▸ EXERCISE GOAL
Look through the data and write out every line with the word "arrow" in it.

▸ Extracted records
╔══

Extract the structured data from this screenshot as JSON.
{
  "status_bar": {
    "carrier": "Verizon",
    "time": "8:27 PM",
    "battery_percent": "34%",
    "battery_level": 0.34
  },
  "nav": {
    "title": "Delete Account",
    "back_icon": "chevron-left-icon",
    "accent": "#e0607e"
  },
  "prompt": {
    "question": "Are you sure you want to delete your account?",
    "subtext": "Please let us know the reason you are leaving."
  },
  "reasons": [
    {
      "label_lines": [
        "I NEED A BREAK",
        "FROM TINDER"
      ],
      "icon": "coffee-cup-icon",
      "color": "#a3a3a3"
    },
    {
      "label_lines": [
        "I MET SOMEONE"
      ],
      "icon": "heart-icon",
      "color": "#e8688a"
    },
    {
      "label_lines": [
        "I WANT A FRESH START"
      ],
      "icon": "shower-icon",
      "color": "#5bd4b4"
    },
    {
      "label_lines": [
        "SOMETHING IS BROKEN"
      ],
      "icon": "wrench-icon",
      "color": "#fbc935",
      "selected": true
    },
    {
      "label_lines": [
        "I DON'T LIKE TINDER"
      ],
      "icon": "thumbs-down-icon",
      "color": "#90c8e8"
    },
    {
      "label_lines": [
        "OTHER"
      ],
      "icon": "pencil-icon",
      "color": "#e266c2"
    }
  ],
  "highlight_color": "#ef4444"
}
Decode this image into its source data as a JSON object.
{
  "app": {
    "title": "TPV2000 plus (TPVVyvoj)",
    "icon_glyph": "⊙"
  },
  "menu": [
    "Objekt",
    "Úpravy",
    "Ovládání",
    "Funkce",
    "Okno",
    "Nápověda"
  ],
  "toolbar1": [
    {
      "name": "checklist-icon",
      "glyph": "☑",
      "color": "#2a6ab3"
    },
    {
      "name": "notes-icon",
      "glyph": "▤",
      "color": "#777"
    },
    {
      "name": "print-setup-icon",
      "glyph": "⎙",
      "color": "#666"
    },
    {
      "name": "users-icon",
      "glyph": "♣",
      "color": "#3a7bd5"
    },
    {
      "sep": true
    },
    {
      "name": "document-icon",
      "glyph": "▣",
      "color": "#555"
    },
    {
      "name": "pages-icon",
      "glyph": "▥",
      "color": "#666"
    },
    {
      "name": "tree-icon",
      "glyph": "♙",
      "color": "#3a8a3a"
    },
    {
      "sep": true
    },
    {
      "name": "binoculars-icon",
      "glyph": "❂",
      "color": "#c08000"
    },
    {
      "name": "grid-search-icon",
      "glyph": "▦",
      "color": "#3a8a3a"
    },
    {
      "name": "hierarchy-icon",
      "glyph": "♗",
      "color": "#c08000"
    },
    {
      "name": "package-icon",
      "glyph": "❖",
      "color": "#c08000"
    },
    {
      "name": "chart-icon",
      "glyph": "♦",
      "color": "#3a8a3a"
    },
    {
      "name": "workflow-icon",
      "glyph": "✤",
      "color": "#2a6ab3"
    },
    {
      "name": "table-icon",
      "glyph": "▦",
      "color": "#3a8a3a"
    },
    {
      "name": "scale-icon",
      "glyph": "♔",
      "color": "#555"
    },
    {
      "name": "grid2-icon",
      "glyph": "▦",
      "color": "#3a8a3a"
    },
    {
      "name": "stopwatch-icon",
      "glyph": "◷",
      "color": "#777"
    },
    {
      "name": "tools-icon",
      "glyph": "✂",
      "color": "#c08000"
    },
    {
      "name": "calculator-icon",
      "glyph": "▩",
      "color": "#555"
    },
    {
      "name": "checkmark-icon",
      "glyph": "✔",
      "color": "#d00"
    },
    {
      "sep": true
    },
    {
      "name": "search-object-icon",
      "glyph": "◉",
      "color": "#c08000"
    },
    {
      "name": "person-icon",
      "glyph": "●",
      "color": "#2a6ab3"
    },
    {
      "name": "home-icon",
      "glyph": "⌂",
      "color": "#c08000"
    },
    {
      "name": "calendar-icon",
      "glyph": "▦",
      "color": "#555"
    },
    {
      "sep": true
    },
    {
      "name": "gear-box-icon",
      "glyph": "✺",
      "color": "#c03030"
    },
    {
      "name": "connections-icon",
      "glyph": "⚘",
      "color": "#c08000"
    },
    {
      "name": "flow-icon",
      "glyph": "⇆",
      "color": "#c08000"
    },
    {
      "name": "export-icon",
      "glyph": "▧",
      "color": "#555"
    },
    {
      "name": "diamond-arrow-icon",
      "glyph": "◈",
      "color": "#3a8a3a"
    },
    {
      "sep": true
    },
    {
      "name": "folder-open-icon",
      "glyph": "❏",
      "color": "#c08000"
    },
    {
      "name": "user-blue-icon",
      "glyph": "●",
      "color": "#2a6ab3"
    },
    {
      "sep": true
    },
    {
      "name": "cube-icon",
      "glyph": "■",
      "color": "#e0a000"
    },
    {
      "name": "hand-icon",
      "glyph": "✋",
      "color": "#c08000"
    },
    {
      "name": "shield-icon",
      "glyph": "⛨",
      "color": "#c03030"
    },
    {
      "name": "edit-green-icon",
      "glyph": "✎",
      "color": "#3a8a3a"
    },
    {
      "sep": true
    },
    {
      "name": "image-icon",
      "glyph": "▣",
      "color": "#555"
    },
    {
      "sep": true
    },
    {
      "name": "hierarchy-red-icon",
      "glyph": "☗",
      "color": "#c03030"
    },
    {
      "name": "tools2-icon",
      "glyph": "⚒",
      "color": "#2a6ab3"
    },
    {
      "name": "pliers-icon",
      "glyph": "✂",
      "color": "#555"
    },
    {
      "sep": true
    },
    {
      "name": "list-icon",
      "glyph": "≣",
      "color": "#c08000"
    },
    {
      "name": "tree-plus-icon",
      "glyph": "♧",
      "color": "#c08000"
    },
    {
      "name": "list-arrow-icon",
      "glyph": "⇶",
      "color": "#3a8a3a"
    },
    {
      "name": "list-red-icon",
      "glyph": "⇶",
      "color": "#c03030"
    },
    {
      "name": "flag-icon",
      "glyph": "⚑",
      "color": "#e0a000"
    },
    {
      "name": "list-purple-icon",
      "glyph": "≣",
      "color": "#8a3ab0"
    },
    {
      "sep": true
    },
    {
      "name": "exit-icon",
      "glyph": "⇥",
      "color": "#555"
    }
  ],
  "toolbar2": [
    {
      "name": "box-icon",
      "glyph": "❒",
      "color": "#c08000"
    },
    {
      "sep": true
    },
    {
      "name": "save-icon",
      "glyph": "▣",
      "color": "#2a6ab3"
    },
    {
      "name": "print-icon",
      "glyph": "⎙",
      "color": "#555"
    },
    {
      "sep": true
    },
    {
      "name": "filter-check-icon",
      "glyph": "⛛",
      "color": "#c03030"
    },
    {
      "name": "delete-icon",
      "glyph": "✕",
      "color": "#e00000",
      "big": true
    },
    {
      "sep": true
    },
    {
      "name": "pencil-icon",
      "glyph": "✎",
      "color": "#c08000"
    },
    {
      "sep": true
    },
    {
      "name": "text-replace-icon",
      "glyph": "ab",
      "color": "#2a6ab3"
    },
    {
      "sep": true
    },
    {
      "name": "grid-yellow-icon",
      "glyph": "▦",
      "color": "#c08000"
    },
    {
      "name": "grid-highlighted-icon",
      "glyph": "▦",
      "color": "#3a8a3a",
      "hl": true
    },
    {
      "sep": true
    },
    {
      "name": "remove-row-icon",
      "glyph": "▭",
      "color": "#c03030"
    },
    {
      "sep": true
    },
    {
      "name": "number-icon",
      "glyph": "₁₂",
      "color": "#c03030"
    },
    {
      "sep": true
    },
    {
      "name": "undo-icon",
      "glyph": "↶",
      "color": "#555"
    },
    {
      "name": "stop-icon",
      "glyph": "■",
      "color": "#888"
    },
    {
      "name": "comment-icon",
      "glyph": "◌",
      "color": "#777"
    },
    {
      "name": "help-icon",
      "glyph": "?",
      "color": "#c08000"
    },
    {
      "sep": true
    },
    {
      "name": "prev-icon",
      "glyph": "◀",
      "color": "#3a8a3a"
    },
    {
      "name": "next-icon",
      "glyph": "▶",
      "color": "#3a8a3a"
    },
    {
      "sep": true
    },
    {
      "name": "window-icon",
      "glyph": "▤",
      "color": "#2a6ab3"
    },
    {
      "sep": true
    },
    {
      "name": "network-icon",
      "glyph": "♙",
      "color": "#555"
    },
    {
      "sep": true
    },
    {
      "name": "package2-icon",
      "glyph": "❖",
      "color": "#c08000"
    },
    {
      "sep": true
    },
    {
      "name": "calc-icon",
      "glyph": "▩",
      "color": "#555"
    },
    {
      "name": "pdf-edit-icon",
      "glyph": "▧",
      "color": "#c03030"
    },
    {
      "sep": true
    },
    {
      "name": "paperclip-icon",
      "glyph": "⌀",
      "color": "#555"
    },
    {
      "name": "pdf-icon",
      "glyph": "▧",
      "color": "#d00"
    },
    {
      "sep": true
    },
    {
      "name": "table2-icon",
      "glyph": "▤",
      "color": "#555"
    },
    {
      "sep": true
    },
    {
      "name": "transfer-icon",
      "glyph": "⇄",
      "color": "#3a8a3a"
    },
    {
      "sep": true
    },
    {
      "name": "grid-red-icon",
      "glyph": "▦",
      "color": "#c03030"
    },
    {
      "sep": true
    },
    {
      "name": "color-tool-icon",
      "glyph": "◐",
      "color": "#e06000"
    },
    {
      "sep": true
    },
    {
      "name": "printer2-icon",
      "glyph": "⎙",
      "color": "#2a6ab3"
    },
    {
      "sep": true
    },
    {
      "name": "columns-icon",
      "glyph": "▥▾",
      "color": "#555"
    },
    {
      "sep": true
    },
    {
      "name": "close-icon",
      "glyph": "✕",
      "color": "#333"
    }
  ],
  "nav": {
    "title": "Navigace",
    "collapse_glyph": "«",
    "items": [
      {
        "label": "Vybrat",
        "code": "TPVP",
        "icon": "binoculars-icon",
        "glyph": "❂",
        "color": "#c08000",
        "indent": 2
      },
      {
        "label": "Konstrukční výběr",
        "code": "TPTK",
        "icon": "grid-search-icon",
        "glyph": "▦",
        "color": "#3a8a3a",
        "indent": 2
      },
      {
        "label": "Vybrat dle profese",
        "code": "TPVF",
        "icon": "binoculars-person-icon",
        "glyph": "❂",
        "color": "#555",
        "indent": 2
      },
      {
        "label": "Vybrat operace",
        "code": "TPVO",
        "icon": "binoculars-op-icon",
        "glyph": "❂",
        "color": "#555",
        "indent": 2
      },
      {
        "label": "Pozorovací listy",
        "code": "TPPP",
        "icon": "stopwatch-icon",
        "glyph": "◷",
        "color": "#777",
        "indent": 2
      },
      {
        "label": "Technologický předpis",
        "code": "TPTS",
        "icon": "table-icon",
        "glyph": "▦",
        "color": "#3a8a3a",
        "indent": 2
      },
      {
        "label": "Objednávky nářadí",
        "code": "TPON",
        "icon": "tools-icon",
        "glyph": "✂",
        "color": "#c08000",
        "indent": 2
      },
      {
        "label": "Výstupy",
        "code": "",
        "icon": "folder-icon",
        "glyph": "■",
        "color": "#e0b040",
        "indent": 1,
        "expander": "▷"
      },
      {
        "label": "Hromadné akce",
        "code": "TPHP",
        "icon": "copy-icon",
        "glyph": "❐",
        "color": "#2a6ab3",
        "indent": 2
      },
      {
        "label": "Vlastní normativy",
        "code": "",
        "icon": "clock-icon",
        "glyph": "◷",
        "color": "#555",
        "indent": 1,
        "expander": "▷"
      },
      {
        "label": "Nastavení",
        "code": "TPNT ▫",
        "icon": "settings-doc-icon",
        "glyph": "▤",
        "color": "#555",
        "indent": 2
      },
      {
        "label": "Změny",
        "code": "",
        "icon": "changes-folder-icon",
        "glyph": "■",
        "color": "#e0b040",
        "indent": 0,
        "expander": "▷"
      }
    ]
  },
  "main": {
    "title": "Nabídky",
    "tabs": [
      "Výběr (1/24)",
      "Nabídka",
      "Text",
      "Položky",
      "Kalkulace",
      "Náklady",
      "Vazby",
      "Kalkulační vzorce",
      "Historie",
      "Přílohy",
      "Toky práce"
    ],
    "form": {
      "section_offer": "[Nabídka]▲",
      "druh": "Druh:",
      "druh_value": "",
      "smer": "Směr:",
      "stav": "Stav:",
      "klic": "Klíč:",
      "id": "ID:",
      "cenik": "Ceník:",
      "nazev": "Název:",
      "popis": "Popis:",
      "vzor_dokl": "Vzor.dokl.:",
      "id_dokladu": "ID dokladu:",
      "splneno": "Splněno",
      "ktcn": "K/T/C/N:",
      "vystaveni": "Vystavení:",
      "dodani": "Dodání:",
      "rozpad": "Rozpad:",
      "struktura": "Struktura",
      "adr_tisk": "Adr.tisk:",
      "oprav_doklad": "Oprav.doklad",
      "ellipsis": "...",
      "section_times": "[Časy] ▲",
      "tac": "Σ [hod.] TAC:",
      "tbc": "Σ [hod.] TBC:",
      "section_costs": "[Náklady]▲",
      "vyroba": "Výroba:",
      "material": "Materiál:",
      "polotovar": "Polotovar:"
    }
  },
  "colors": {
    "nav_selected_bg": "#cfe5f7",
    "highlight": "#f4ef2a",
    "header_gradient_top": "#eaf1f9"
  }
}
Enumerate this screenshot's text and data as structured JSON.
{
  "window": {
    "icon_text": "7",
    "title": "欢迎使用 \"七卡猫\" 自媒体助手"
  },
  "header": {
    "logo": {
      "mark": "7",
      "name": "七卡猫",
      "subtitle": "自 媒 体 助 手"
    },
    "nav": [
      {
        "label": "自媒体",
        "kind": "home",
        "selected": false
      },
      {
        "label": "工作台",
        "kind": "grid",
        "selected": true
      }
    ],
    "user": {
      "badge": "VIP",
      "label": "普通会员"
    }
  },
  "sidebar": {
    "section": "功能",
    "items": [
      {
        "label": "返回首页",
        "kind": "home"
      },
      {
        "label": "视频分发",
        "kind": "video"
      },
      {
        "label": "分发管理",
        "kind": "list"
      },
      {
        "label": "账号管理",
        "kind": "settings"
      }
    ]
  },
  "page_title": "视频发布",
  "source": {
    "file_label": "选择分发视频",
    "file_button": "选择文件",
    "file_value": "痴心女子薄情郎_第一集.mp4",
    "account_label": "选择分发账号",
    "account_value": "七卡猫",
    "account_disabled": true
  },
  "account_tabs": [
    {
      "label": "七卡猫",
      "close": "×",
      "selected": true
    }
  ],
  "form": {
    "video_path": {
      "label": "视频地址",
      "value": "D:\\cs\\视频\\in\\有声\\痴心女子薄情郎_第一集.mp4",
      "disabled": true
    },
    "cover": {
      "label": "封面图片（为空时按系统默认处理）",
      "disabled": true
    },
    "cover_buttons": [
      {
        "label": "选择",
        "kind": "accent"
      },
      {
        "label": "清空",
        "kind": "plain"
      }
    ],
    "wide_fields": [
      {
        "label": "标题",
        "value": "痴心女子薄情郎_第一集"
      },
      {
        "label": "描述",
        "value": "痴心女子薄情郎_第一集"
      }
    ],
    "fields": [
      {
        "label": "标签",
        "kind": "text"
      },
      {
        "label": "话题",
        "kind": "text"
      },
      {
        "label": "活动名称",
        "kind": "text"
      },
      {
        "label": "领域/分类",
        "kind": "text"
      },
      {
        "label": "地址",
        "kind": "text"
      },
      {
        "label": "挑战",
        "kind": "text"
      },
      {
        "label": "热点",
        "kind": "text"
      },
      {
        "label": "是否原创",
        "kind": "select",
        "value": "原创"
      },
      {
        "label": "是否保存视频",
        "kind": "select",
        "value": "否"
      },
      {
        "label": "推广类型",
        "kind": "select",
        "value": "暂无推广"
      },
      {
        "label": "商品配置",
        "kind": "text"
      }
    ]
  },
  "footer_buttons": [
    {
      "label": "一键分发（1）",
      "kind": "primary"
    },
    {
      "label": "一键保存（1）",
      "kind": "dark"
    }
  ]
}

╚══

▸ TASK OUTPUT
      "name": "diamond-arrow-icon",
      "name": "list-arrow-icon",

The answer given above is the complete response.